Copy every entry exactly as given, minus the images.

— start Records provided —

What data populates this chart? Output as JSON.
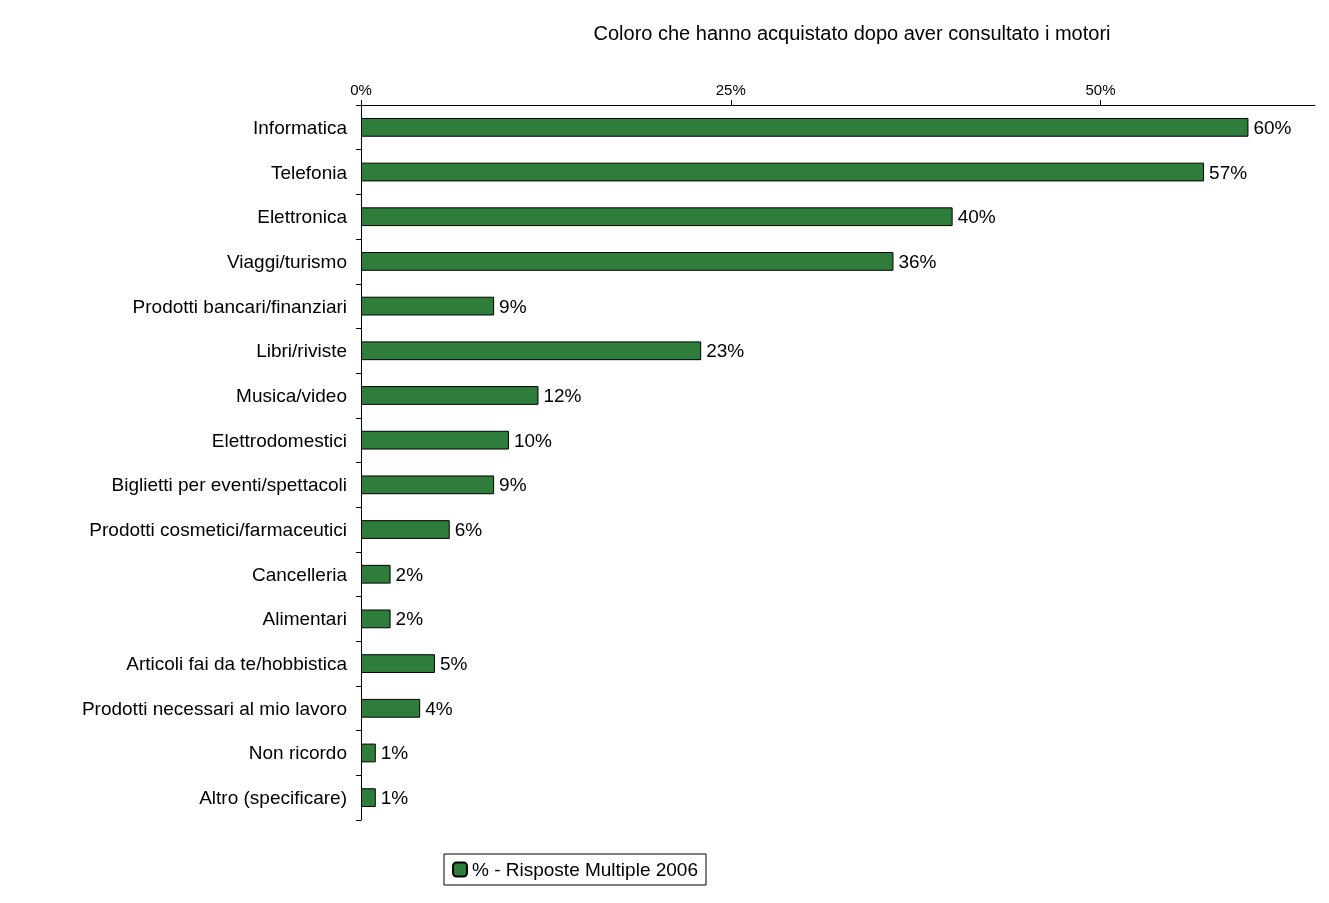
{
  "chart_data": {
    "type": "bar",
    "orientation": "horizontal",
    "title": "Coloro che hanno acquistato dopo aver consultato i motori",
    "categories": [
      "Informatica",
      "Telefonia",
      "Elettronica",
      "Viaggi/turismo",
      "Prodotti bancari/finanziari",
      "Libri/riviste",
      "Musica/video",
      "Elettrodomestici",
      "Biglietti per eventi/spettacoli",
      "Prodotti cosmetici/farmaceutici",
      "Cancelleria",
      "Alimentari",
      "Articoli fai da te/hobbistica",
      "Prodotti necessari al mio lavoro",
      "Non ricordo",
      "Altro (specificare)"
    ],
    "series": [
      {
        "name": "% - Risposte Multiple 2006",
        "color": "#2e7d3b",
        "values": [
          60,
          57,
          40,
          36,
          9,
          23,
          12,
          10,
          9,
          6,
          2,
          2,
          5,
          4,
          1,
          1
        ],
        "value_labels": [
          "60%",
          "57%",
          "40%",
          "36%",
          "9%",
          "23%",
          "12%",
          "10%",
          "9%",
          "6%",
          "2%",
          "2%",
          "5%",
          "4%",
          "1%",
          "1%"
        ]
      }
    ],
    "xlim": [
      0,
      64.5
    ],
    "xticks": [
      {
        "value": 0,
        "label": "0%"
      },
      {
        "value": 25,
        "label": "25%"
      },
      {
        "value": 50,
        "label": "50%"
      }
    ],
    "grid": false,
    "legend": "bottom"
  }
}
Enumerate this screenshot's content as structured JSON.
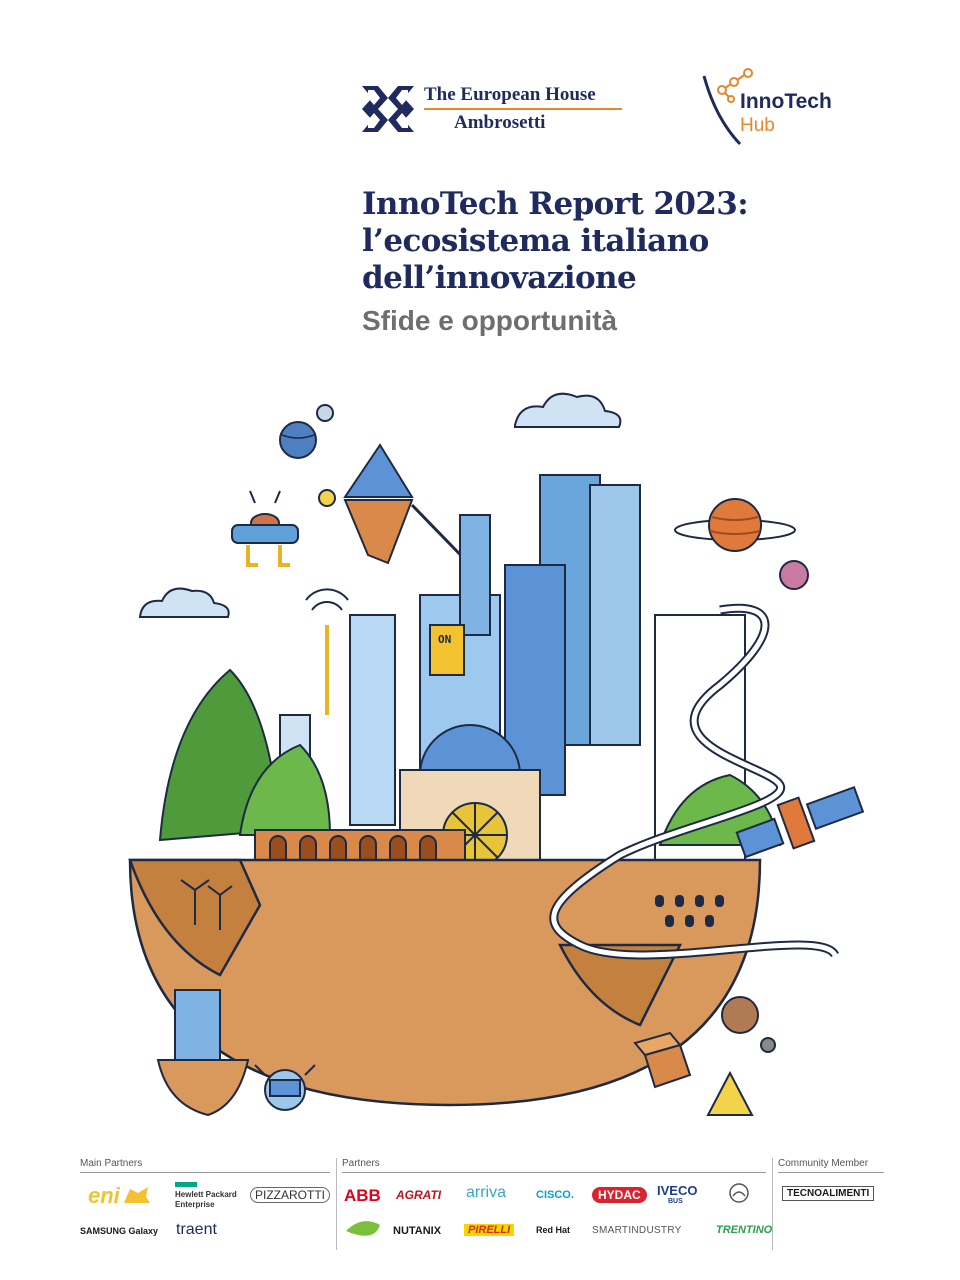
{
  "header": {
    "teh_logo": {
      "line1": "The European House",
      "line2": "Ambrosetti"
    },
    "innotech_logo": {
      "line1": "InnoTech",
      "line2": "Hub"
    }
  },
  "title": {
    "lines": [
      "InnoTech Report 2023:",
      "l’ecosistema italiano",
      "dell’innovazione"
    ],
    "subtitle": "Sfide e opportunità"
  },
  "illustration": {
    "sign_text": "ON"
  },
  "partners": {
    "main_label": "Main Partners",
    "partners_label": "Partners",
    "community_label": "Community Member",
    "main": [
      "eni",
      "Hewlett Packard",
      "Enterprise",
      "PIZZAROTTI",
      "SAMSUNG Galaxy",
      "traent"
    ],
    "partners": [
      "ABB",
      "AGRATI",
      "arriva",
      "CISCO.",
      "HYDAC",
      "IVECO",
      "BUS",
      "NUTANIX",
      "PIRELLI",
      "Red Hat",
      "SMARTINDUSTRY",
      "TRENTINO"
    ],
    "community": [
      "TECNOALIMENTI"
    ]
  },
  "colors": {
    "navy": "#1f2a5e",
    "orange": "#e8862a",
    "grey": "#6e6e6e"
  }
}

— end Records provided —

= Response to this task =
What data populates this chart? Output as JSON.
{
  "chart_data": {
    "type": "bar",
    "orientation": "horizontal",
    "title": "Coloro che hanno acquistato dopo aver consultato i motori",
    "categories": [
      "Informatica",
      "Telefonia",
      "Elettronica",
      "Viaggi/turismo",
      "Prodotti bancari/finanziari",
      "Libri/riviste",
      "Musica/video",
      "Elettrodomestici",
      "Biglietti per eventi/spettacoli",
      "Prodotti cosmetici/farmaceutici",
      "Cancelleria",
      "Alimentari",
      "Articoli fai da te/hobbistica",
      "Prodotti necessari al mio lavoro",
      "Non ricordo",
      "Altro (specificare)"
    ],
    "series": [
      {
        "name": "% - Risposte Multiple 2006",
        "color": "#2e7d3b",
        "values": [
          60,
          57,
          40,
          36,
          9,
          23,
          12,
          10,
          9,
          6,
          2,
          2,
          5,
          4,
          1,
          1
        ],
        "value_labels": [
          "60%",
          "57%",
          "40%",
          "36%",
          "9%",
          "23%",
          "12%",
          "10%",
          "9%",
          "6%",
          "2%",
          "2%",
          "5%",
          "4%",
          "1%",
          "1%"
        ]
      }
    ],
    "xlim": [
      0,
      64.5
    ],
    "xticks": [
      {
        "value": 0,
        "label": "0%"
      },
      {
        "value": 25,
        "label": "25%"
      },
      {
        "value": 50,
        "label": "50%"
      }
    ],
    "grid": false,
    "legend": "bottom"
  }
}
Enumerate this screenshot's content as structured JSON.
{
  "header": {
    "teh_logo": {
      "line1": "The European House",
      "line2": "Ambrosetti"
    },
    "innotech_logo": {
      "line1": "InnoTech",
      "line2": "Hub"
    }
  },
  "title": {
    "lines": [
      "InnoTech Report 2023:",
      "l’ecosistema italiano",
      "dell’innovazione"
    ],
    "subtitle": "Sfide e opportunità"
  },
  "illustration": {
    "sign_text": "ON"
  },
  "partners": {
    "main_label": "Main Partners",
    "partners_label": "Partners",
    "community_label": "Community Member",
    "main": [
      "eni",
      "Hewlett Packard",
      "Enterprise",
      "PIZZAROTTI",
      "SAMSUNG Galaxy",
      "traent"
    ],
    "partners": [
      "ABB",
      "AGRATI",
      "arriva",
      "CISCO.",
      "HYDAC",
      "IVECO",
      "BUS",
      "NUTANIX",
      "PIRELLI",
      "Red Hat",
      "SMARTINDUSTRY",
      "TRENTINO"
    ],
    "community": [
      "TECNOALIMENTI"
    ]
  },
  "colors": {
    "navy": "#1f2a5e",
    "orange": "#e8862a",
    "grey": "#6e6e6e"
  }
}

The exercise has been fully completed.